* REQUIREMENTS
Print the records again, character for character.

--- Start DATA ROWS ---

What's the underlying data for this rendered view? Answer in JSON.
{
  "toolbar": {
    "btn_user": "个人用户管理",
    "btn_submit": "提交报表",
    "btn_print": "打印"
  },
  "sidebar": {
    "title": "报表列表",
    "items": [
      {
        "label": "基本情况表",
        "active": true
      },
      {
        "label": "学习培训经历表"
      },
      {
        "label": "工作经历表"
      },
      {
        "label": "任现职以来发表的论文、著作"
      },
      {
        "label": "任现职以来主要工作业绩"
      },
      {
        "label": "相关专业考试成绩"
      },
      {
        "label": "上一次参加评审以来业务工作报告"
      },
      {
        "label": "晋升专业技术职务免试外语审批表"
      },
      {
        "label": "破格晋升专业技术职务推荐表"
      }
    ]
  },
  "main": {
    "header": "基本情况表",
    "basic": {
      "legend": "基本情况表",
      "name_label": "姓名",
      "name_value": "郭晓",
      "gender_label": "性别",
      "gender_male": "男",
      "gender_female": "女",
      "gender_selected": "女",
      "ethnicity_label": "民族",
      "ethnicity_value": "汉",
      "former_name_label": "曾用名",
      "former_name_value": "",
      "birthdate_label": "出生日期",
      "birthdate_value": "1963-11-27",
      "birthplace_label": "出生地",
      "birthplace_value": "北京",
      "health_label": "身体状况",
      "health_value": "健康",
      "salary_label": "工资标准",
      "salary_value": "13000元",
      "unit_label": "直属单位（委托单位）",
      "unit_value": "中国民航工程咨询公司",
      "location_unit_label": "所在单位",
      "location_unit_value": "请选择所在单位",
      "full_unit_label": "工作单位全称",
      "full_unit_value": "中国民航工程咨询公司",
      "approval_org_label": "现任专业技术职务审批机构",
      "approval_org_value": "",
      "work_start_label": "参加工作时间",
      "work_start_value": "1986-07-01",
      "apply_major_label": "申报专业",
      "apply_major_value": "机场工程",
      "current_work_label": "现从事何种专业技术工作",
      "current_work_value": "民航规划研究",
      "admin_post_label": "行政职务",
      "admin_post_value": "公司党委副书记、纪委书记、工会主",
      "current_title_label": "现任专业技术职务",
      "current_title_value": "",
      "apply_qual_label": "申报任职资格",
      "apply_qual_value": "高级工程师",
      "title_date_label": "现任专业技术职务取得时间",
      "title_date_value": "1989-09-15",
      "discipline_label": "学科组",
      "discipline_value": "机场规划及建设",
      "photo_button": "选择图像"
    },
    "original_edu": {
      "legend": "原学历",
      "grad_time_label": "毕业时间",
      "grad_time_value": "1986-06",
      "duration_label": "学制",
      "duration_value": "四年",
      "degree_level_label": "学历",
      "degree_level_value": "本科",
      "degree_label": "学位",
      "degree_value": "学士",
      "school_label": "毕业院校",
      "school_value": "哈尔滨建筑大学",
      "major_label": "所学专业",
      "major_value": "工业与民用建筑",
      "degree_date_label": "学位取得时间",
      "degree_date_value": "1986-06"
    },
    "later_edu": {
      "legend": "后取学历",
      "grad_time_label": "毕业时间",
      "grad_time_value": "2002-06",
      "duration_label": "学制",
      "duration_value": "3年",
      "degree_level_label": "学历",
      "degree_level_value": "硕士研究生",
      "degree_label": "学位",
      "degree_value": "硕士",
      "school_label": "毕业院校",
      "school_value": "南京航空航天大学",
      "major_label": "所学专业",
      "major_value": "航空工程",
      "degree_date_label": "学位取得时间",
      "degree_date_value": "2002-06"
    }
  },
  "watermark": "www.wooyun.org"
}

--- End DATA ROWS ---

* COMPLETE OUTPUT
What's the underlying data for this rendered view? Answer in JSON.
{
  "toolbar": {
    "btn_user": "个人用户管理",
    "btn_submit": "提交报表",
    "btn_print": "打印"
  },
  "sidebar": {
    "title": "报表列表",
    "items": [
      {
        "label": "基本情况表",
        "active": true
      },
      {
        "label": "学习培训经历表"
      },
      {
        "label": "工作经历表"
      },
      {
        "label": "任现职以来发表的论文、著作"
      },
      {
        "label": "任现职以来主要工作业绩"
      },
      {
        "label": "相关专业考试成绩"
      },
      {
        "label": "上一次参加评审以来业务工作报告"
      },
      {
        "label": "晋升专业技术职务免试外语审批表"
      },
      {
        "label": "破格晋升专业技术职务推荐表"
      }
    ]
  },
  "main": {
    "header": "基本情况表",
    "basic": {
      "legend": "基本情况表",
      "name_label": "姓名",
      "name_value": "郭晓",
      "gender_label": "性别",
      "gender_male": "男",
      "gender_female": "女",
      "gender_selected": "女",
      "ethnicity_label": "民族",
      "ethnicity_value": "汉",
      "former_name_label": "曾用名",
      "former_name_value": "",
      "birthdate_label": "出生日期",
      "birthdate_value": "1963-11-27",
      "birthplace_label": "出生地",
      "birthplace_value": "北京",
      "health_label": "身体状况",
      "health_value": "健康",
      "salary_label": "工资标准",
      "salary_value": "13000元",
      "unit_label": "直属单位（委托单位）",
      "unit_value": "中国民航工程咨询公司",
      "location_unit_label": "所在单位",
      "location_unit_value": "请选择所在单位",
      "full_unit_label": "工作单位全称",
      "full_unit_value": "中国民航工程咨询公司",
      "approval_org_label": "现任专业技术职务审批机构",
      "approval_org_value": "",
      "work_start_label": "参加工作时间",
      "work_start_value": "1986-07-01",
      "apply_major_label": "申报专业",
      "apply_major_value": "机场工程",
      "current_work_label": "现从事何种专业技术工作",
      "current_work_value": "民航规划研究",
      "admin_post_label": "行政职务",
      "admin_post_value": "公司党委副书记、纪委书记、工会主",
      "current_title_label": "现任专业技术职务",
      "current_title_value": "",
      "apply_qual_label": "申报任职资格",
      "apply_qual_value": "高级工程师",
      "title_date_label": "现任专业技术职务取得时间",
      "title_date_value": "1989-09-15",
      "discipline_label": "学科组",
      "discipline_value": "机场规划及建设",
      "photo_button": "选择图像"
    },
    "original_edu": {
      "legend": "原学历",
      "grad_time_label": "毕业时间",
      "grad_time_value": "1986-06",
      "duration_label": "学制",
      "duration_value": "四年",
      "degree_level_label": "学历",
      "degree_level_value": "本科",
      "degree_label": "学位",
      "degree_value": "学士",
      "school_label": "毕业院校",
      "school_value": "哈尔滨建筑大学",
      "major_label": "所学专业",
      "major_value": "工业与民用建筑",
      "degree_date_label": "学位取得时间",
      "degree_date_value": "1986-06"
    },
    "later_edu": {
      "legend": "后取学历",
      "grad_time_label": "毕业时间",
      "grad_time_value": "2002-06",
      "duration_label": "学制",
      "duration_value": "3年",
      "degree_level_label": "学历",
      "degree_level_value": "硕士研究生",
      "degree_label": "学位",
      "degree_value": "硕士",
      "school_label": "毕业院校",
      "school_value": "南京航空航天大学",
      "major_label": "所学专业",
      "major_value": "航空工程",
      "degree_date_label": "学位取得时间",
      "degree_date_value": "2002-06"
    }
  },
  "watermark": "www.wooyun.org"
}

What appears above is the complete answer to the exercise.